■ Records for processing ■
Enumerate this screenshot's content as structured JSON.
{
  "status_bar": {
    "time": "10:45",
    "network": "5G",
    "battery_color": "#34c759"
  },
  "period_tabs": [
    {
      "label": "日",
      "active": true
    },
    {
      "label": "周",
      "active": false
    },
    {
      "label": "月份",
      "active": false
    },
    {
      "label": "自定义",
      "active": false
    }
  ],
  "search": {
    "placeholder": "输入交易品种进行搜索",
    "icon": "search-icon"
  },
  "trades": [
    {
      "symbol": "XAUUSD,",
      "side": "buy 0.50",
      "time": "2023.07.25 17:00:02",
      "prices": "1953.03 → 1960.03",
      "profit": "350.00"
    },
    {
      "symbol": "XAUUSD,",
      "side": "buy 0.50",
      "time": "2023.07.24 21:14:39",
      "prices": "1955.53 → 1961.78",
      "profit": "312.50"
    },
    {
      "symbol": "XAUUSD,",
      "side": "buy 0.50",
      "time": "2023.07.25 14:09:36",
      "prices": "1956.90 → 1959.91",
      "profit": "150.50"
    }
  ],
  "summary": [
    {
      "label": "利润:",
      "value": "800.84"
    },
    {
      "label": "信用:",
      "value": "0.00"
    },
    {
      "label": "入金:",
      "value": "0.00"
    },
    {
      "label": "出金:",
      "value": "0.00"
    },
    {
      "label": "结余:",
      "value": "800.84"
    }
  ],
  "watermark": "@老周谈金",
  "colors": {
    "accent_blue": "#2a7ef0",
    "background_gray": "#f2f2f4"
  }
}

■ Challenge ■
Can you give every line above again, exactly as written?

■ Written solution ■
Enumerate this screenshot's content as structured JSON.
{
  "status_bar": {
    "time": "10:45",
    "network": "5G",
    "battery_color": "#34c759"
  },
  "period_tabs": [
    {
      "label": "日",
      "active": true
    },
    {
      "label": "周",
      "active": false
    },
    {
      "label": "月份",
      "active": false
    },
    {
      "label": "自定义",
      "active": false
    }
  ],
  "search": {
    "placeholder": "输入交易品种进行搜索",
    "icon": "search-icon"
  },
  "trades": [
    {
      "symbol": "XAUUSD,",
      "side": "buy 0.50",
      "time": "2023.07.25 17:00:02",
      "prices": "1953.03 → 1960.03",
      "profit": "350.00"
    },
    {
      "symbol": "XAUUSD,",
      "side": "buy 0.50",
      "time": "2023.07.24 21:14:39",
      "prices": "1955.53 → 1961.78",
      "profit": "312.50"
    },
    {
      "symbol": "XAUUSD,",
      "side": "buy 0.50",
      "time": "2023.07.25 14:09:36",
      "prices": "1956.90 → 1959.91",
      "profit": "150.50"
    }
  ],
  "summary": [
    {
      "label": "利润:",
      "value": "800.84"
    },
    {
      "label": "信用:",
      "value": "0.00"
    },
    {
      "label": "入金:",
      "value": "0.00"
    },
    {
      "label": "出金:",
      "value": "0.00"
    },
    {
      "label": "结余:",
      "value": "800.84"
    }
  ],
  "watermark": "@老周谈金",
  "colors": {
    "accent_blue": "#2a7ef0",
    "background_gray": "#f2f2f4"
  }
}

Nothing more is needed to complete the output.